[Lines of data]
============

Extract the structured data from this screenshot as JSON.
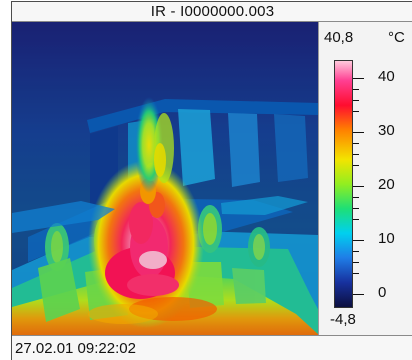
{
  "window": {
    "title": "IR - I0000000.003"
  },
  "scale": {
    "max_value": "40,8",
    "unit": "°C",
    "labels": [
      "40",
      "30",
      "20",
      "10",
      "0"
    ],
    "min_value": "-4,8"
  },
  "status": {
    "timestamp": "27.02.01 09:22:02"
  },
  "colors": {
    "background": "#f6f6f6",
    "thermal_cold": "#17319e",
    "thermal_hot": "#ff0d2f",
    "thermal_peak": "#ffc9dc"
  }
}
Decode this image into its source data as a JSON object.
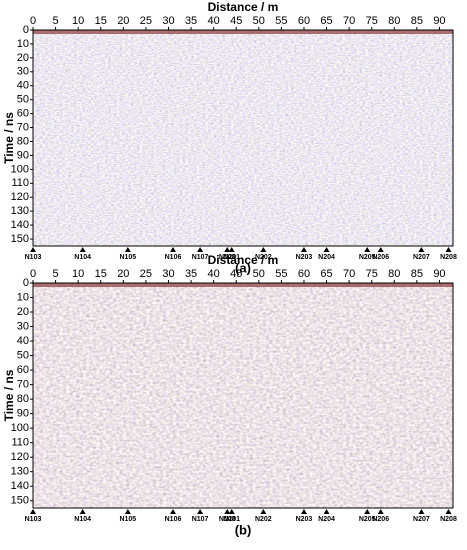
{
  "chart_data": [
    {
      "type": "radargram",
      "panel_label": "(a)",
      "xlabel": "Distance / m",
      "ylabel": "Time / ns",
      "xlim": [
        0,
        93
      ],
      "xticks": [
        0,
        5,
        10,
        15,
        20,
        25,
        30,
        35,
        40,
        45,
        50,
        55,
        60,
        65,
        70,
        75,
        80,
        85,
        90
      ],
      "ylim": [
        0,
        155
      ],
      "yticks": [
        0,
        10,
        20,
        30,
        40,
        50,
        60,
        70,
        80,
        90,
        100,
        110,
        120,
        130,
        140,
        150
      ],
      "markers": [
        {
          "label": "N103",
          "x": 0
        },
        {
          "label": "N104",
          "x": 11
        },
        {
          "label": "N105",
          "x": 21
        },
        {
          "label": "N106",
          "x": 31
        },
        {
          "label": "N107",
          "x": 37
        },
        {
          "label": "N108",
          "x": 43
        },
        {
          "label": "N201",
          "x": 44
        },
        {
          "label": "N202",
          "x": 51
        },
        {
          "label": "N203",
          "x": 60
        },
        {
          "label": "N204",
          "x": 65
        },
        {
          "label": "N205",
          "x": 74
        },
        {
          "label": "N206",
          "x": 77
        },
        {
          "label": "N207",
          "x": 86
        },
        {
          "label": "N208",
          "x": 92
        }
      ]
    },
    {
      "type": "radargram",
      "panel_label": "(b)",
      "xlabel": "Distance / m",
      "ylabel": "Time / ns",
      "xlim": [
        0,
        93
      ],
      "xticks": [
        0,
        5,
        10,
        15,
        20,
        25,
        30,
        35,
        40,
        45,
        50,
        55,
        60,
        65,
        70,
        75,
        80,
        85,
        90
      ],
      "ylim": [
        0,
        155
      ],
      "yticks": [
        0,
        10,
        20,
        30,
        40,
        50,
        60,
        70,
        80,
        90,
        100,
        110,
        120,
        130,
        140,
        150
      ],
      "markers": [
        {
          "label": "N103",
          "x": 0
        },
        {
          "label": "N104",
          "x": 11
        },
        {
          "label": "N105",
          "x": 21
        },
        {
          "label": "N106",
          "x": 31
        },
        {
          "label": "N107",
          "x": 37
        },
        {
          "label": "N108",
          "x": 43
        },
        {
          "label": "N201",
          "x": 44
        },
        {
          "label": "N202",
          "x": 51
        },
        {
          "label": "N203",
          "x": 60
        },
        {
          "label": "N204",
          "x": 65
        },
        {
          "label": "N205",
          "x": 74
        },
        {
          "label": "N206",
          "x": 77
        },
        {
          "label": "N207",
          "x": 86
        },
        {
          "label": "N208",
          "x": 92
        }
      ]
    }
  ]
}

============

What to produce:
Omit the pictures and reproduce the listing exactly.

Finished exercise:
Extract the structured data from this screenshot as JSON.
{
  "window": {
    "title": "IR - I0000000.003"
  },
  "scale": {
    "max_value": "40,8",
    "unit": "°C",
    "labels": [
      "40",
      "30",
      "20",
      "10",
      "0"
    ],
    "min_value": "-4,8"
  },
  "status": {
    "timestamp": "27.02.01 09:22:02"
  },
  "colors": {
    "background": "#f6f6f6",
    "thermal_cold": "#17319e",
    "thermal_hot": "#ff0d2f",
    "thermal_peak": "#ffc9dc"
  }
}
Decode this image into its source data as a JSON object.
{
  "chart_data": [
    {
      "type": "radargram",
      "panel_label": "(a)",
      "xlabel": "Distance / m",
      "ylabel": "Time / ns",
      "xlim": [
        0,
        93
      ],
      "xticks": [
        0,
        5,
        10,
        15,
        20,
        25,
        30,
        35,
        40,
        45,
        50,
        55,
        60,
        65,
        70,
        75,
        80,
        85,
        90
      ],
      "ylim": [
        0,
        155
      ],
      "yticks": [
        0,
        10,
        20,
        30,
        40,
        50,
        60,
        70,
        80,
        90,
        100,
        110,
        120,
        130,
        140,
        150
      ],
      "markers": [
        {
          "label": "N103",
          "x": 0
        },
        {
          "label": "N104",
          "x": 11
        },
        {
          "label": "N105",
          "x": 21
        },
        {
          "label": "N106",
          "x": 31
        },
        {
          "label": "N107",
          "x": 37
        },
        {
          "label": "N108",
          "x": 43
        },
        {
          "label": "N201",
          "x": 44
        },
        {
          "label": "N202",
          "x": 51
        },
        {
          "label": "N203",
          "x": 60
        },
        {
          "label": "N204",
          "x": 65
        },
        {
          "label": "N205",
          "x": 74
        },
        {
          "label": "N206",
          "x": 77
        },
        {
          "label": "N207",
          "x": 86
        },
        {
          "label": "N208",
          "x": 92
        }
      ]
    },
    {
      "type": "radargram",
      "panel_label": "(b)",
      "xlabel": "Distance / m",
      "ylabel": "Time / ns",
      "xlim": [
        0,
        93
      ],
      "xticks": [
        0,
        5,
        10,
        15,
        20,
        25,
        30,
        35,
        40,
        45,
        50,
        55,
        60,
        65,
        70,
        75,
        80,
        85,
        90
      ],
      "ylim": [
        0,
        155
      ],
      "yticks": [
        0,
        10,
        20,
        30,
        40,
        50,
        60,
        70,
        80,
        90,
        100,
        110,
        120,
        130,
        140,
        150
      ],
      "markers": [
        {
          "label": "N103",
          "x": 0
        },
        {
          "label": "N104",
          "x": 11
        },
        {
          "label": "N105",
          "x": 21
        },
        {
          "label": "N106",
          "x": 31
        },
        {
          "label": "N107",
          "x": 37
        },
        {
          "label": "N108",
          "x": 43
        },
        {
          "label": "N201",
          "x": 44
        },
        {
          "label": "N202",
          "x": 51
        },
        {
          "label": "N203",
          "x": 60
        },
        {
          "label": "N204",
          "x": 65
        },
        {
          "label": "N205",
          "x": 74
        },
        {
          "label": "N206",
          "x": 77
        },
        {
          "label": "N207",
          "x": 86
        },
        {
          "label": "N208",
          "x": 92
        }
      ]
    }
  ]
}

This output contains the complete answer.